WHAT IS ASKED:
Reproduce the records below exactly as given.

EXTRACTED DATA:
####################
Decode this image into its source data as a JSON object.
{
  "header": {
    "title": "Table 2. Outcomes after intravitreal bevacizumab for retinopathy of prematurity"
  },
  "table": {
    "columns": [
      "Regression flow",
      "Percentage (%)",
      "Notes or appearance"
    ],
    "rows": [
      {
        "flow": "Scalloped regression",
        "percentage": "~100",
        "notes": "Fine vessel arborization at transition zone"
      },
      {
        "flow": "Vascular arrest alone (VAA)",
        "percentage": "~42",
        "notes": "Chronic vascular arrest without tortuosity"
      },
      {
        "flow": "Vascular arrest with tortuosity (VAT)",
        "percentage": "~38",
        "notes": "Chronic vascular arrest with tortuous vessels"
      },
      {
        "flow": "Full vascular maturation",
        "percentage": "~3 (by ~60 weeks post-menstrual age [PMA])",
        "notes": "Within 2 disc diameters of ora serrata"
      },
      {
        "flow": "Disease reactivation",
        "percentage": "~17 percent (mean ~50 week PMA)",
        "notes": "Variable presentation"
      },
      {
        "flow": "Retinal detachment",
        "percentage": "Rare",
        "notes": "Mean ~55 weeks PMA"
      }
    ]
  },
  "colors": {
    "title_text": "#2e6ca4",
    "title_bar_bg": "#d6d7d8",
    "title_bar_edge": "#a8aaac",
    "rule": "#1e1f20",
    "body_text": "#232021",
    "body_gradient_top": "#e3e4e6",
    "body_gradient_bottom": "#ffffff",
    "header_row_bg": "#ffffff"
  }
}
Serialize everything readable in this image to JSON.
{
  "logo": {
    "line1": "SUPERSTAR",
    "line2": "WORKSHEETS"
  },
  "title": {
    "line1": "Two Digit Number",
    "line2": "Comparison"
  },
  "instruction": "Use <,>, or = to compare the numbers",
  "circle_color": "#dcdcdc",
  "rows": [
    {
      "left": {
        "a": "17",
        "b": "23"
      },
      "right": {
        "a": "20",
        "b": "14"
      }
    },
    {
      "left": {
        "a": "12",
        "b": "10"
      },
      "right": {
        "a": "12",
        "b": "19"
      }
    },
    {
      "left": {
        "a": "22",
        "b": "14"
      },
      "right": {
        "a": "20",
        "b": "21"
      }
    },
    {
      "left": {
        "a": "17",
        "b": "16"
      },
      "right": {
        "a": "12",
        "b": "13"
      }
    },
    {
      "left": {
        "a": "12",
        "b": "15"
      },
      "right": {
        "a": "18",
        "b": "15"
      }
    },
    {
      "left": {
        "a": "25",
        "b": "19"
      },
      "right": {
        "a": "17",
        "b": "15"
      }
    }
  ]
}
####################
IN RESPONSE:
Decode this image into its source data as a JSON object.
{
  "header": {
    "title": "Table 2. Outcomes after intravitreal bevacizumab for retinopathy of prematurity"
  },
  "table": {
    "columns": [
      "Regression flow",
      "Percentage (%)",
      "Notes or appearance"
    ],
    "rows": [
      {
        "flow": "Scalloped regression",
        "percentage": "~100",
        "notes": "Fine vessel arborization at transition zone"
      },
      {
        "flow": "Vascular arrest alone (VAA)",
        "percentage": "~42",
        "notes": "Chronic vascular arrest without tortuosity"
      },
      {
        "flow": "Vascular arrest with tortuosity (VAT)",
        "percentage": "~38",
        "notes": "Chronic vascular arrest with tortuous vessels"
      },
      {
        "flow": "Full vascular maturation",
        "percentage": "~3 (by ~60 weeks post-menstrual age [PMA])",
        "notes": "Within 2 disc diameters of ora serrata"
      },
      {
        "flow": "Disease reactivation",
        "percentage": "~17 percent (mean ~50 week PMA)",
        "notes": "Variable presentation"
      },
      {
        "flow": "Retinal detachment",
        "percentage": "Rare",
        "notes": "Mean ~55 weeks PMA"
      }
    ]
  },
  "colors": {
    "title_text": "#2e6ca4",
    "title_bar_bg": "#d6d7d8",
    "title_bar_edge": "#a8aaac",
    "rule": "#1e1f20",
    "body_text": "#232021",
    "body_gradient_top": "#e3e4e6",
    "body_gradient_bottom": "#ffffff",
    "header_row_bg": "#ffffff"
  }
}
Serialize everything readable in this image to JSON.
{
  "logo": {
    "line1": "SUPERSTAR",
    "line2": "WORKSHEETS"
  },
  "title": {
    "line1": "Two Digit Number",
    "line2": "Comparison"
  },
  "instruction": "Use <,>, or = to compare the numbers",
  "circle_color": "#dcdcdc",
  "rows": [
    {
      "left": {
        "a": "17",
        "b": "23"
      },
      "right": {
        "a": "20",
        "b": "14"
      }
    },
    {
      "left": {
        "a": "12",
        "b": "10"
      },
      "right": {
        "a": "12",
        "b": "19"
      }
    },
    {
      "left": {
        "a": "22",
        "b": "14"
      },
      "right": {
        "a": "20",
        "b": "21"
      }
    },
    {
      "left": {
        "a": "17",
        "b": "16"
      },
      "right": {
        "a": "12",
        "b": "13"
      }
    },
    {
      "left": {
        "a": "12",
        "b": "15"
      },
      "right": {
        "a": "18",
        "b": "15"
      }
    },
    {
      "left": {
        "a": "25",
        "b": "19"
      },
      "right": {
        "a": "17",
        "b": "15"
      }
    }
  ]
}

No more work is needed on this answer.